Beware the community activist who became one when a new subdivision or other development is proposed near them and claims to be concerned for their entire city.
They rarely are.
And therein lies one of the big problems I have with NIMBY and BANANA (Build Absolutely Nothing Anywhere Near Anyone) attitudes so prevalent in many of our growing communities.
I recently attended the third community workshop of the once and future controversially proposed development located in the sphere of influence of the city of San Marcos known as “San Marcos Highlands.”
This project, which has been in the works since the early 1980s, is meeting stiff opposition from neighbors to the south in a community that didn’t even exist when it was first proposed as well as others in surrounding properties who want to hold back the sands of time.
The property owner, who has owned the land since 1981, is simply asking to have the right to develop his property roughly according to a community plan — but with less density than that plan called for — shortly after he first acquired the property.
The surrounding neighbors would have you think his property is some kind of pristine and rare nature preserve that only exists in this one spot and that the wildlife that are seen there are going to disappear if he is allowed to build his homes. Hogwash.
The fauna being talked about that night — bobcats, mule deer, coyote — have been seen all over San Marcos in the various open preserves that developers have been required to provide, as this one would. I’ve seen them myself on plenty of occasions, including quail, and yes, the precious — almost mythical — California gnatcatcher.

- _Stated task A_: In the San Marcos Highlands piece, since what year has the property owner held the land?
The San Marcos Highlands piece and the records come from separate, unrelated sources.

[Layout dataset entries]

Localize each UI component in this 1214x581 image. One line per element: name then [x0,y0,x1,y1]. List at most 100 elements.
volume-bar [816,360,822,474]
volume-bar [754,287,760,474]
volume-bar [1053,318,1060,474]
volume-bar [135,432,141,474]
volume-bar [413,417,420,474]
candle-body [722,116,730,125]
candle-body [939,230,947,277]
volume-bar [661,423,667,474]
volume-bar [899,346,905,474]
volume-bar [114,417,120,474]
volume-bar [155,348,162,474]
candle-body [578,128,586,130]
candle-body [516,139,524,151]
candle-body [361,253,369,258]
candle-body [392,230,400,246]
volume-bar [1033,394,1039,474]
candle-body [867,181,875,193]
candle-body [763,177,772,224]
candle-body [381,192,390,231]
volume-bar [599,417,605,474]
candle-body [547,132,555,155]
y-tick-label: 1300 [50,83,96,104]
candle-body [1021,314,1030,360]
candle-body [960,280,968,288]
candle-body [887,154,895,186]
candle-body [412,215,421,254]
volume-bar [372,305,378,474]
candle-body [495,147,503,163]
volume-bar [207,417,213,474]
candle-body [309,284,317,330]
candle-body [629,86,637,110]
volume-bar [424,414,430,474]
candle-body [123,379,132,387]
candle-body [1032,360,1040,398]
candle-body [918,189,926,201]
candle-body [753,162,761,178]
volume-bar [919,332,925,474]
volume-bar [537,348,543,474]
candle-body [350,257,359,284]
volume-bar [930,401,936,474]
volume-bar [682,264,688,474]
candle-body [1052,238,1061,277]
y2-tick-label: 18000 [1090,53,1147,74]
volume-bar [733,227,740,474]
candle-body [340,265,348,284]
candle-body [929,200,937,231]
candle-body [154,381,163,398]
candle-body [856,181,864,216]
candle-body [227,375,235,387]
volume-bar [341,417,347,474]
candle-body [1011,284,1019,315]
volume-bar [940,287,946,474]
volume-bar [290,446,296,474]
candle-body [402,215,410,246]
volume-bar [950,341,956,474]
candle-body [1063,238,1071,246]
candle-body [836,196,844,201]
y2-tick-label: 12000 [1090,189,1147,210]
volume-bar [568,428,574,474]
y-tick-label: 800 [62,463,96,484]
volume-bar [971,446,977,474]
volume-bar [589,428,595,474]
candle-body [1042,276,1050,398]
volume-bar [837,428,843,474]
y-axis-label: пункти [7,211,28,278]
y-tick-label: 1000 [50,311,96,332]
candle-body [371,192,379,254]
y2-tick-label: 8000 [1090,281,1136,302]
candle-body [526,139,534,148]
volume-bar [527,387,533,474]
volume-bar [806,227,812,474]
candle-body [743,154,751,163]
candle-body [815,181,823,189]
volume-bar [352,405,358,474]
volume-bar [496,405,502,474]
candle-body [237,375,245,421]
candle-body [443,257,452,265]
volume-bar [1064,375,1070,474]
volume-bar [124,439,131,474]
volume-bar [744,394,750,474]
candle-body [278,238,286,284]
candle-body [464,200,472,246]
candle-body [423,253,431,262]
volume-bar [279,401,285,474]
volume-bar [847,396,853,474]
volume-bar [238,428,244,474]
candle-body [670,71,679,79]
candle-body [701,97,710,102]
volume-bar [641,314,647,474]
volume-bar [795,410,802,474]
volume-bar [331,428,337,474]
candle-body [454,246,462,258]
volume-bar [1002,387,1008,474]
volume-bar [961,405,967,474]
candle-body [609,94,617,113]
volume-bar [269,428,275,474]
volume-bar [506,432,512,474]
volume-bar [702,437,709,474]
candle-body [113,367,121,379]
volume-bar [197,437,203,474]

- _Stated task B_: Convert the layout dataset records into a Markdown table with the columns No. and Line, starting at the first line of the records and ending at the line that contains "candle-body [1032,360,1040,398]", both included. Leave out blank lines.

- _Correct response A_: Since 1981.

- _Correct response B_:
| No. | Line |
|---|---|
| 1 | Localize each UI component in this 1214x581 image. One line per element: name then [x0,y0,x1,y1]. List at most 100 elements. |
| 2 | volume-bar [816,360,822,474] |
| 3 | volume-bar [754,287,760,474] |
| 4 | volume-bar [1053,318,1060,474] |
| 5 | volume-bar [135,432,141,474] |
| 6 | volume-bar [413,417,420,474] |
| 7 | candle-body [722,116,730,125] |
| 8 | candle-body [939,230,947,277] |
| 9 | volume-bar [661,423,667,474] |
| 10 | volume-bar [899,346,905,474] |
| 11 | volume-bar [114,417,120,474] |
| 12 | volume-bar [155,348,162,474] |
| 13 | candle-body [578,128,586,130] |
| 14 | candle-body [516,139,524,151] |
| 15 | candle-body [361,253,369,258] |
| 16 | candle-body [392,230,400,246] |
| 17 | volume-bar [1033,394,1039,474] |
| 18 | candle-body [867,181,875,193] |
| 19 | candle-body [763,177,772,224] |
| 20 | candle-body [381,192,390,231] |
| 21 | volume-bar [599,417,605,474] |
| 22 | candle-body [547,132,555,155] |
| 23 | y-tick-label: 1300 [50,83,96,104] |
| 24 | candle-body [1021,314,1030,360] |
| 25 | candle-body [960,280,968,288] |
| 26 | candle-body [887,154,895,186] |
| 27 | candle-body [412,215,421,254] |
| 28 | volume-bar [372,305,378,474] |
| 29 | candle-body [495,147,503,163] |
| 30 | volume-bar [207,417,213,474] |
| 31 | candle-body [309,284,317,330] |
| 32 | candle-body [629,86,637,110] |
| 33 | volume-bar [424,414,430,474] |
| 34 | candle-body [123,379,132,387] |
| 35 | candle-body [1032,360,1040,398] |